**Directions:**
Return the entries below verbatim. Pictures stay out.

## Start Source material

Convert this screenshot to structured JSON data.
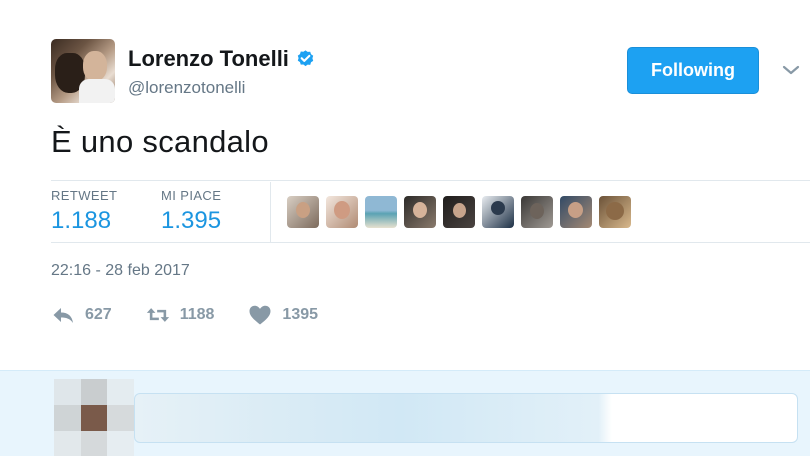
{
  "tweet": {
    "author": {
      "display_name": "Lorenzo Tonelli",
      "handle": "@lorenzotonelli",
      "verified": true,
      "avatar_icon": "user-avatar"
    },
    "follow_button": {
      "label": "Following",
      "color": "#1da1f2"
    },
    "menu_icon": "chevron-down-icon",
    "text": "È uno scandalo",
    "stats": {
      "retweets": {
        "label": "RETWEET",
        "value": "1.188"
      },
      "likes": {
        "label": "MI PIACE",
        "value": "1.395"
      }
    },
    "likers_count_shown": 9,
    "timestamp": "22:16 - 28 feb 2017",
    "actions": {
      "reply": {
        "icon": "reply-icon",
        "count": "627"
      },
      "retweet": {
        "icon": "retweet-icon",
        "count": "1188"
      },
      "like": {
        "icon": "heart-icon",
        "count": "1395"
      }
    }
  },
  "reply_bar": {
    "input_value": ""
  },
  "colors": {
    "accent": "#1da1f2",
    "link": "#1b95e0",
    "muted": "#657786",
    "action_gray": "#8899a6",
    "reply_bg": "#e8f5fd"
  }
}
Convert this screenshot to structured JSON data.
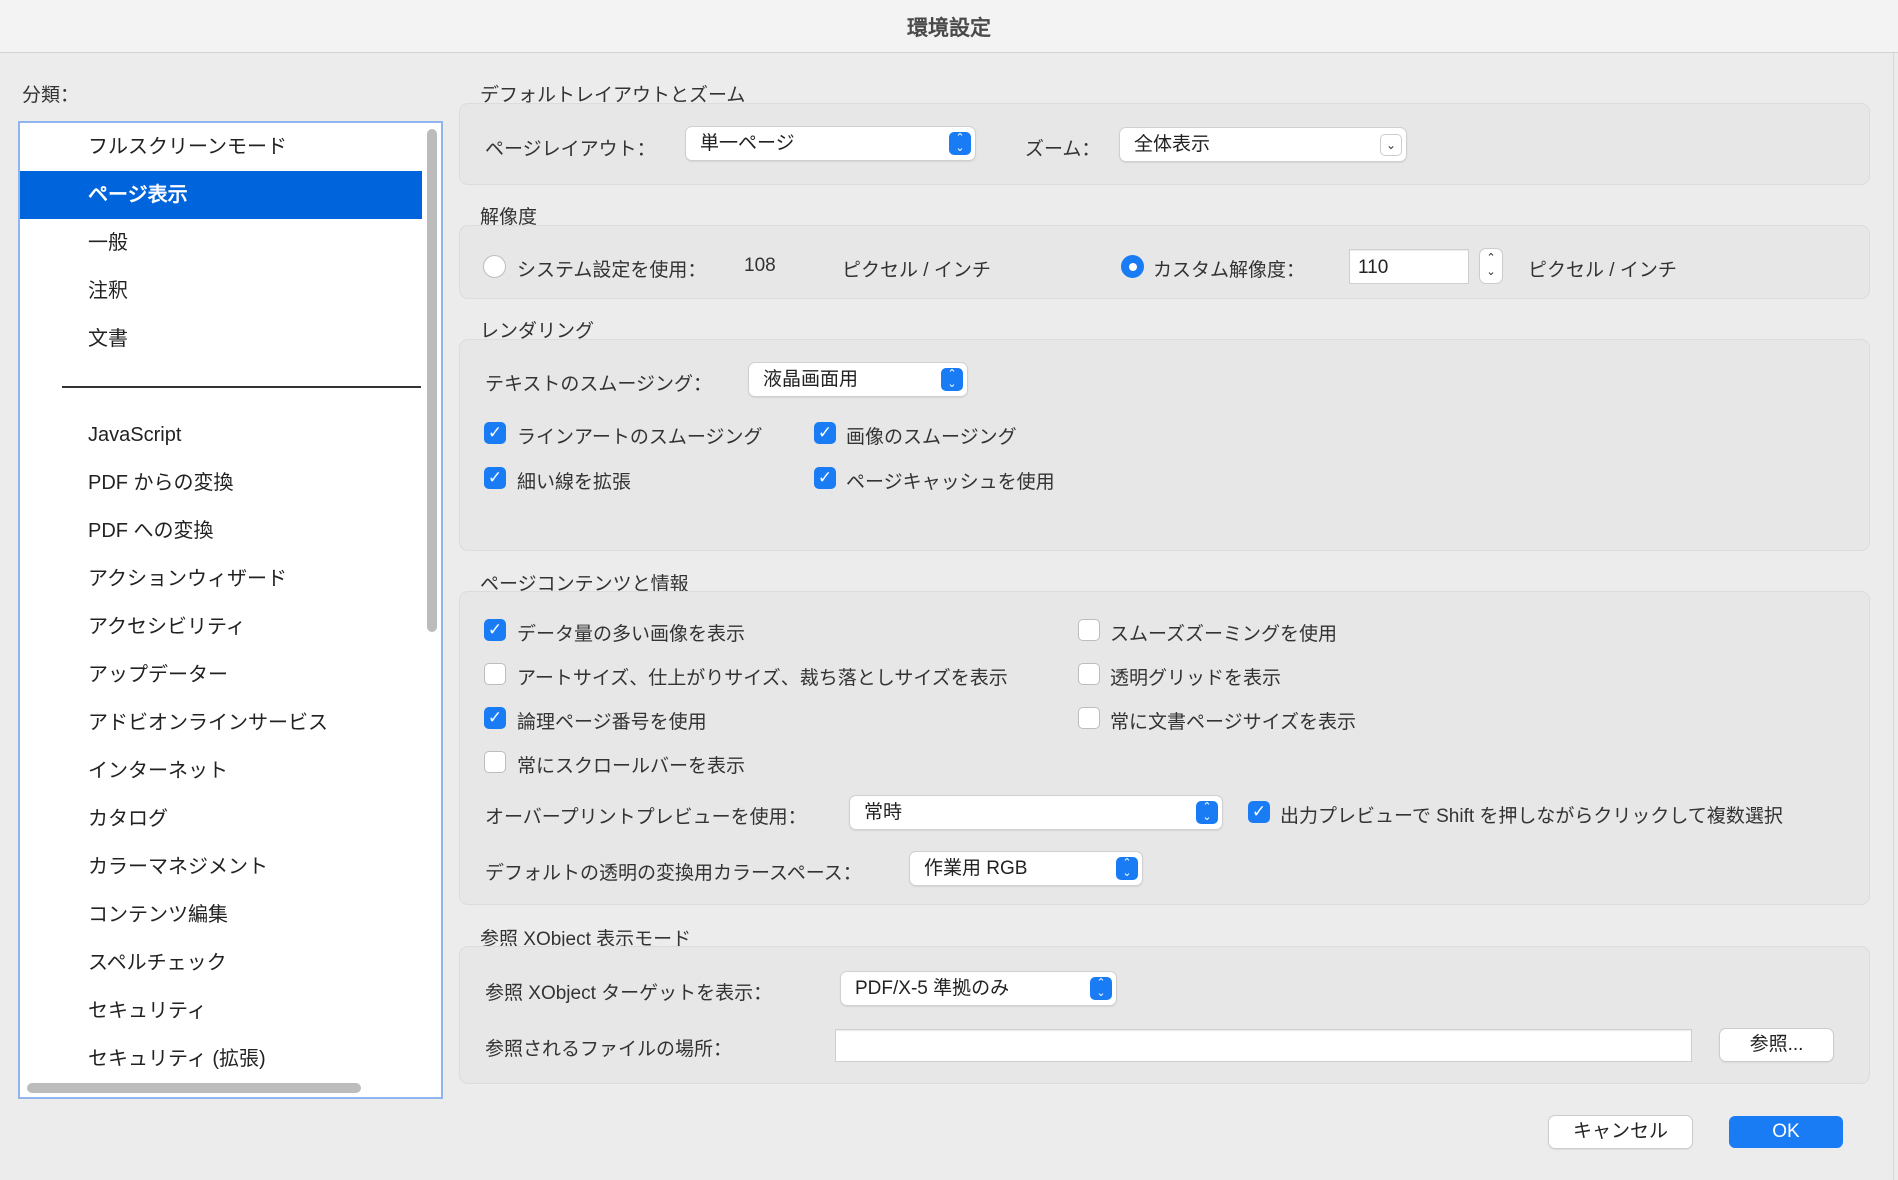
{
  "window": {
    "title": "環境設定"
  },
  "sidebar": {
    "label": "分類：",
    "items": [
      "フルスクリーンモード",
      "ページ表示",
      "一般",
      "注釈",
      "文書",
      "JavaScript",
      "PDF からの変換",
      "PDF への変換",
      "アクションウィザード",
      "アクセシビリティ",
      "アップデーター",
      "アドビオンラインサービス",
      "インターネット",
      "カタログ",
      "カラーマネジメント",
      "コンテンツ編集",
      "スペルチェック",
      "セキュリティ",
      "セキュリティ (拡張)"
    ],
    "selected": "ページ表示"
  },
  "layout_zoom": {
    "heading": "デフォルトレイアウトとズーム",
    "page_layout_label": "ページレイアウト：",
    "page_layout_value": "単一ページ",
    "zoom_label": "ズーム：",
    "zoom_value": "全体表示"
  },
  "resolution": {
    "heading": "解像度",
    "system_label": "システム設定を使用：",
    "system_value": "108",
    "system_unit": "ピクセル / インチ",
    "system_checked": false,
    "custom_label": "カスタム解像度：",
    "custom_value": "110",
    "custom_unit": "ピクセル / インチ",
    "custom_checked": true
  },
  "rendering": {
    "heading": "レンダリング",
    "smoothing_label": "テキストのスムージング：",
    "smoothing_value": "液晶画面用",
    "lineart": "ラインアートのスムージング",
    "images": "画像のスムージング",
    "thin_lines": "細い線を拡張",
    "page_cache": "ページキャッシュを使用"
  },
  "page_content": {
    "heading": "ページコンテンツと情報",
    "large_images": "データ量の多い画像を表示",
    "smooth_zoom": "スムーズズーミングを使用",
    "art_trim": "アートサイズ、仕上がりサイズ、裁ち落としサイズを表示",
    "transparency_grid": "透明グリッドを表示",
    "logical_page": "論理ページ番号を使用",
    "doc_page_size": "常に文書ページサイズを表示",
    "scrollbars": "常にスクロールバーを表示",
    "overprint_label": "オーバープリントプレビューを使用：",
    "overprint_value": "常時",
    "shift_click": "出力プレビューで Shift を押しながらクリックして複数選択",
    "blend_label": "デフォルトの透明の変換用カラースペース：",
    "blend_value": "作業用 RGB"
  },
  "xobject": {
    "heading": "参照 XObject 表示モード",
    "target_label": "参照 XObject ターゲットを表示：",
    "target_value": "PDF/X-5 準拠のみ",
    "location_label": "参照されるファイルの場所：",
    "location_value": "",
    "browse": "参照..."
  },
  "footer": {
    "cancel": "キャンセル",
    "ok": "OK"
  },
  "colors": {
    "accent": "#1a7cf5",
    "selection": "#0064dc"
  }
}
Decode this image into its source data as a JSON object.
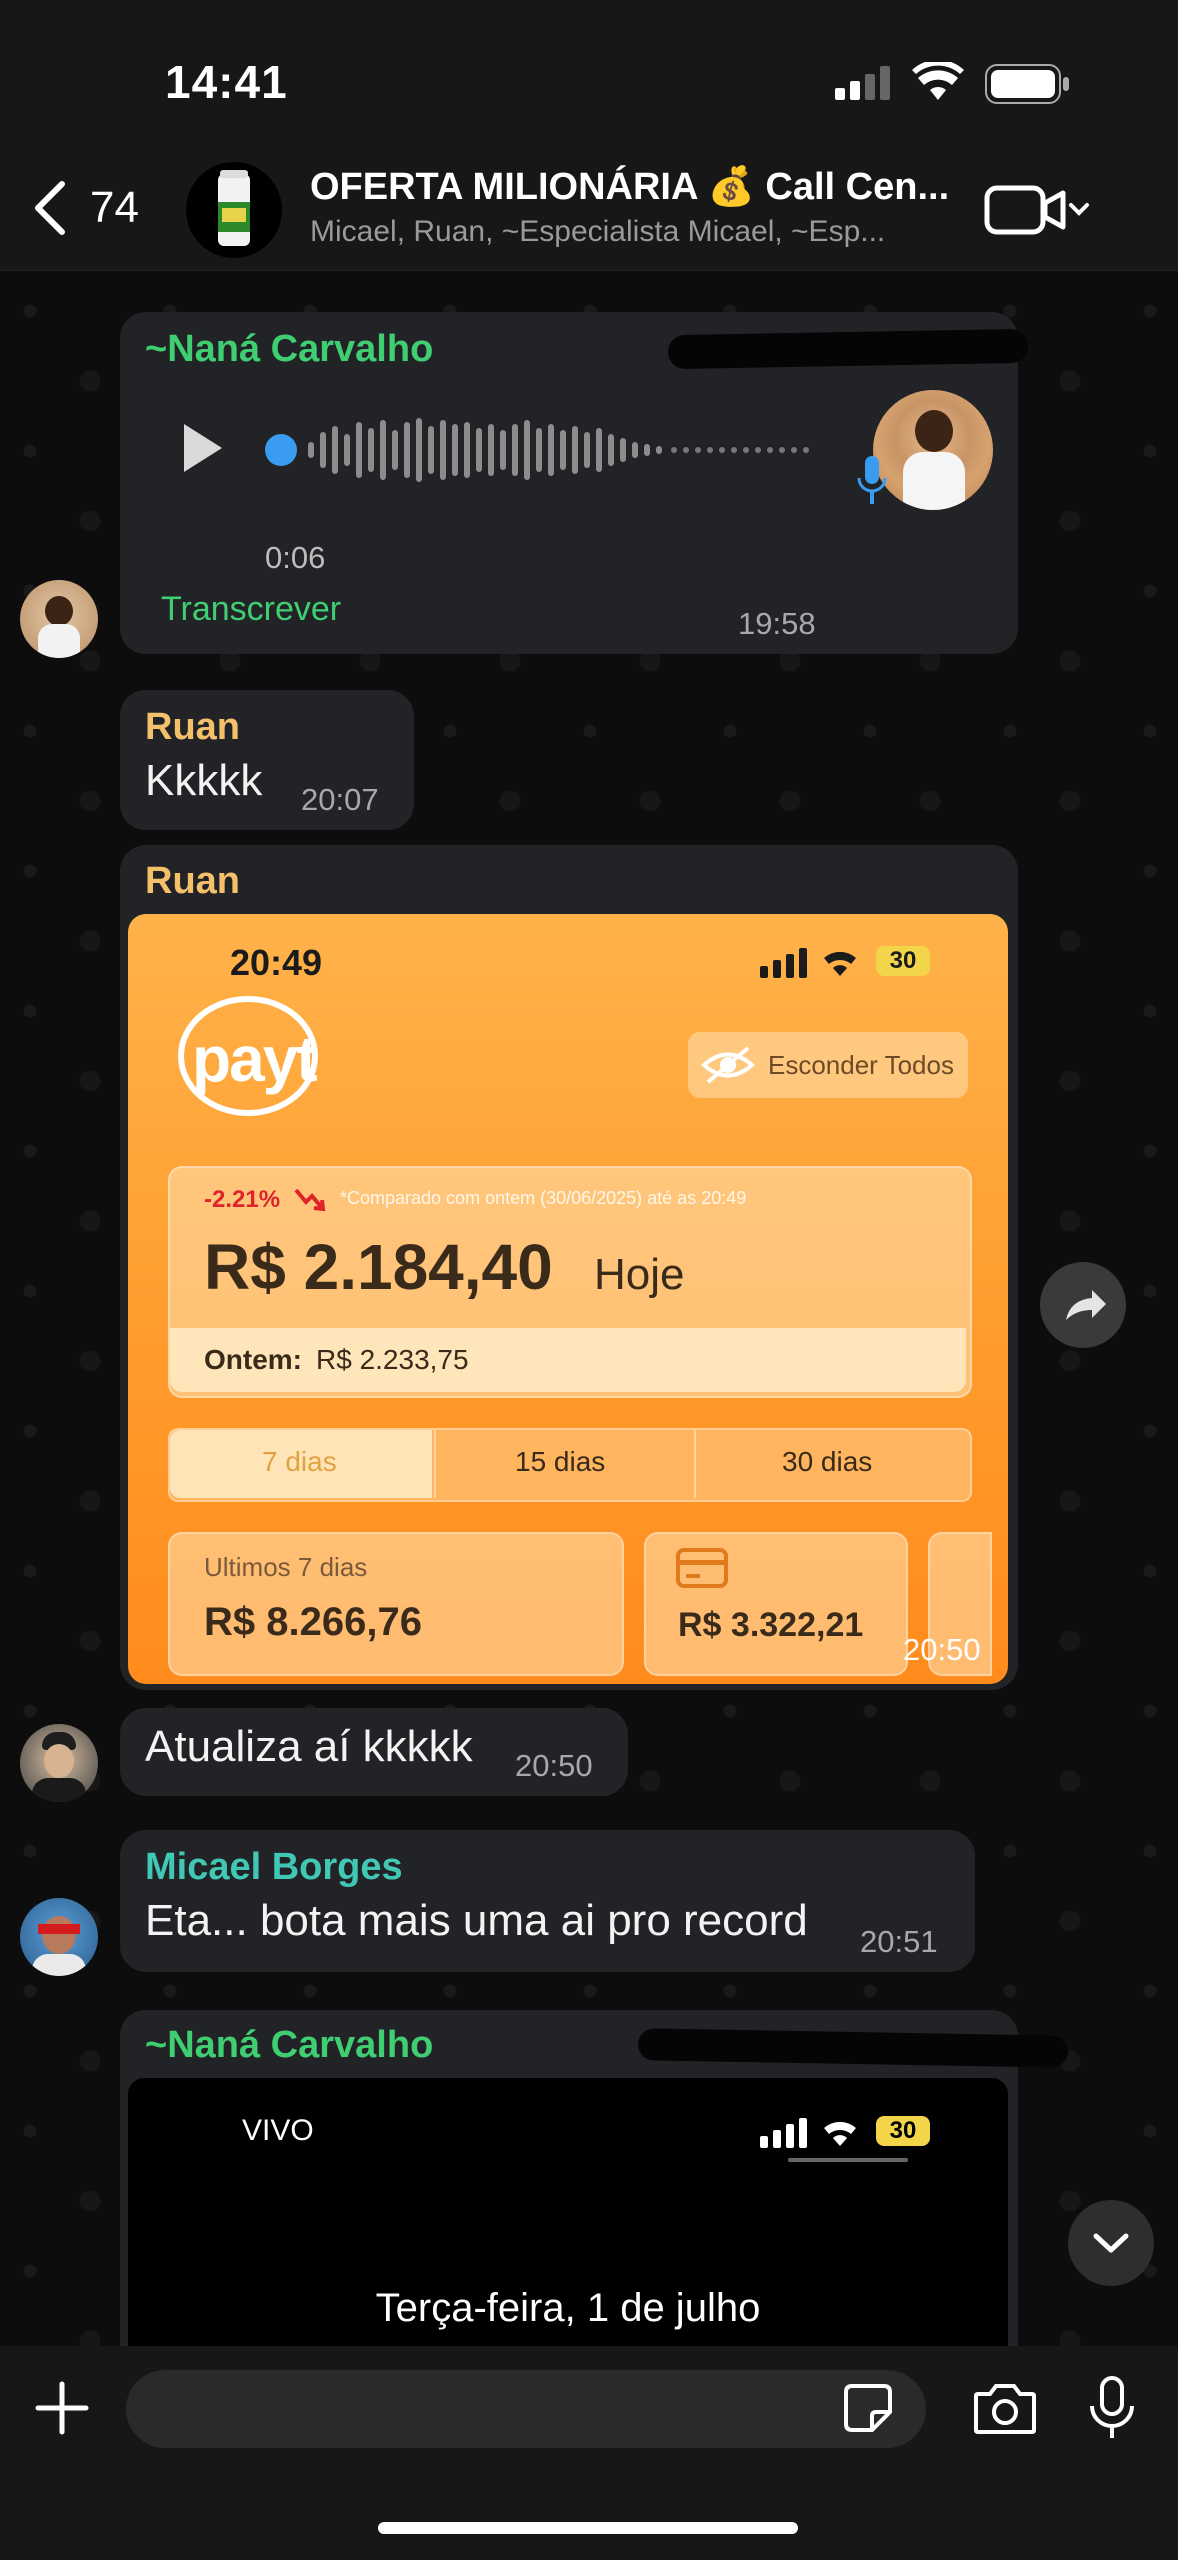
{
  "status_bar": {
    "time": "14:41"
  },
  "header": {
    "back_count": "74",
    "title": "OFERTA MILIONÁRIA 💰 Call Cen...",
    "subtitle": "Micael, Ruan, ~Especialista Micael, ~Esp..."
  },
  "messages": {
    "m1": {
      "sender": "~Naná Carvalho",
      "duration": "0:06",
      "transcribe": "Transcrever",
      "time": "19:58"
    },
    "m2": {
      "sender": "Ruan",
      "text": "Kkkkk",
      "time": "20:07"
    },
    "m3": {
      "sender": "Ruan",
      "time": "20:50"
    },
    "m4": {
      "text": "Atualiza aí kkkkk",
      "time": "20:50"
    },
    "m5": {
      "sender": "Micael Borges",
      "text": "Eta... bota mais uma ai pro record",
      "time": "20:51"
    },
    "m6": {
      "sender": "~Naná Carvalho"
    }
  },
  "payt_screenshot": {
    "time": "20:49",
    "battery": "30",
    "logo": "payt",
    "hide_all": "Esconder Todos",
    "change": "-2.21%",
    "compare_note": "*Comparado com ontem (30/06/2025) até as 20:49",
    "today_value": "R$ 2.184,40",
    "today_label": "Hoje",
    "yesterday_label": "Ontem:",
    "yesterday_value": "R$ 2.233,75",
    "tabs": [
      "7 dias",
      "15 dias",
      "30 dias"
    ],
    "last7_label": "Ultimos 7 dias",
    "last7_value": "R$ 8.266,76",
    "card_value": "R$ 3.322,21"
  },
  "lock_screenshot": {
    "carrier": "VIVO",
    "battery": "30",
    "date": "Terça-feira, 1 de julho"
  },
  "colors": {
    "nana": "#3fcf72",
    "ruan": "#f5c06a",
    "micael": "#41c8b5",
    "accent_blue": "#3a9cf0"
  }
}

## End Source material

**Solution to this task:**
Convert this screenshot to structured JSON data.
{
  "tweet": {
    "author": {
      "display_name": "Lorenzo Tonelli",
      "handle": "@lorenzotonelli",
      "verified": true,
      "avatar_icon": "user-avatar"
    },
    "follow_button": {
      "label": "Following",
      "color": "#1da1f2"
    },
    "menu_icon": "chevron-down-icon",
    "text": "È uno scandalo",
    "stats": {
      "retweets": {
        "label": "RETWEET",
        "value": "1.188"
      },
      "likes": {
        "label": "MI PIACE",
        "value": "1.395"
      }
    },
    "likers_count_shown": 9,
    "timestamp": "22:16 - 28 feb 2017",
    "actions": {
      "reply": {
        "icon": "reply-icon",
        "count": "627"
      },
      "retweet": {
        "icon": "retweet-icon",
        "count": "1188"
      },
      "like": {
        "icon": "heart-icon",
        "count": "1395"
      }
    }
  },
  "reply_bar": {
    "input_value": ""
  },
  "colors": {
    "accent": "#1da1f2",
    "link": "#1b95e0",
    "muted": "#657786",
    "action_gray": "#8899a6",
    "reply_bg": "#e8f5fd"
  }
}
Convert this screenshot to structured JSON data.
{
  "window": {
    "title": "環境設定"
  },
  "sidebar": {
    "label": "分類：",
    "items": [
      "フルスクリーンモード",
      "ページ表示",
      "一般",
      "注釈",
      "文書",
      "JavaScript",
      "PDF からの変換",
      "PDF への変換",
      "アクションウィザード",
      "アクセシビリティ",
      "アップデーター",
      "アドビオンラインサービス",
      "インターネット",
      "カタログ",
      "カラーマネジメント",
      "コンテンツ編集",
      "スペルチェック",
      "セキュリティ",
      "セキュリティ (拡張)"
    ],
    "selected": "ページ表示"
  },
  "layout_zoom": {
    "heading": "デフォルトレイアウトとズーム",
    "page_layout_label": "ページレイアウト：",
    "page_layout_value": "単一ページ",
    "zoom_label": "ズーム：",
    "zoom_value": "全体表示"
  },
  "resolution": {
    "heading": "解像度",
    "system_label": "システム設定を使用：",
    "system_value": "108",
    "system_unit": "ピクセル / インチ",
    "system_checked": false,
    "custom_label": "カスタム解像度：",
    "custom_value": "110",
    "custom_unit": "ピクセル / インチ",
    "custom_checked": true
  },
  "rendering": {
    "heading": "レンダリング",
    "smoothing_label": "テキストのスムージング：",
    "smoothing_value": "液晶画面用",
    "lineart": "ラインアートのスムージング",
    "images": "画像のスムージング",
    "thin_lines": "細い線を拡張",
    "page_cache": "ページキャッシュを使用"
  },
  "page_content": {
    "heading": "ページコンテンツと情報",
    "large_images": "データ量の多い画像を表示",
    "smooth_zoom": "スムーズズーミングを使用",
    "art_trim": "アートサイズ、仕上がりサイズ、裁ち落としサイズを表示",
    "transparency_grid": "透明グリッドを表示",
    "logical_page": "論理ページ番号を使用",
    "doc_page_size": "常に文書ページサイズを表示",
    "scrollbars": "常にスクロールバーを表示",
    "overprint_label": "オーバープリントプレビューを使用：",
    "overprint_value": "常時",
    "shift_click": "出力プレビューで Shift を押しながらクリックして複数選択",
    "blend_label": "デフォルトの透明の変換用カラースペース：",
    "blend_value": "作業用 RGB"
  },
  "xobject": {
    "heading": "参照 XObject 表示モード",
    "target_label": "参照 XObject ターゲットを表示：",
    "target_value": "PDF/X-5 準拠のみ",
    "location_label": "参照されるファイルの場所：",
    "location_value": "",
    "browse": "参照..."
  },
  "footer": {
    "cancel": "キャンセル",
    "ok": "OK"
  },
  "colors": {
    "accent": "#1a7cf5",
    "selection": "#0064dc"
  }
}
Decode this image into its source data as a JSON object.
{
  "status_bar": {
    "time": "14:41"
  },
  "header": {
    "back_count": "74",
    "title": "OFERTA MILIONÁRIA 💰 Call Cen...",
    "subtitle": "Micael, Ruan, ~Especialista Micael, ~Esp..."
  },
  "messages": {
    "m1": {
      "sender": "~Naná Carvalho",
      "duration": "0:06",
      "transcribe": "Transcrever",
      "time": "19:58"
    },
    "m2": {
      "sender": "Ruan",
      "text": "Kkkkk",
      "time": "20:07"
    },
    "m3": {
      "sender": "Ruan",
      "time": "20:50"
    },
    "m4": {
      "text": "Atualiza aí kkkkk",
      "time": "20:50"
    },
    "m5": {
      "sender": "Micael Borges",
      "text": "Eta... bota mais uma ai pro record",
      "time": "20:51"
    },
    "m6": {
      "sender": "~Naná Carvalho"
    }
  },
  "payt_screenshot": {
    "time": "20:49",
    "battery": "30",
    "logo": "payt",
    "hide_all": "Esconder Todos",
    "change": "-2.21%",
    "compare_note": "*Comparado com ontem (30/06/2025) até as 20:49",
    "today_value": "R$ 2.184,40",
    "today_label": "Hoje",
    "yesterday_label": "Ontem:",
    "yesterday_value": "R$ 2.233,75",
    "tabs": [
      "7 dias",
      "15 dias",
      "30 dias"
    ],
    "last7_label": "Ultimos 7 dias",
    "last7_value": "R$ 8.266,76",
    "card_value": "R$ 3.322,21"
  },
  "lock_screenshot": {
    "carrier": "VIVO",
    "battery": "30",
    "date": "Terça-feira, 1 de julho"
  },
  "colors": {
    "nana": "#3fcf72",
    "ruan": "#f5c06a",
    "micael": "#41c8b5",
    "accent_blue": "#3a9cf0"
  }
}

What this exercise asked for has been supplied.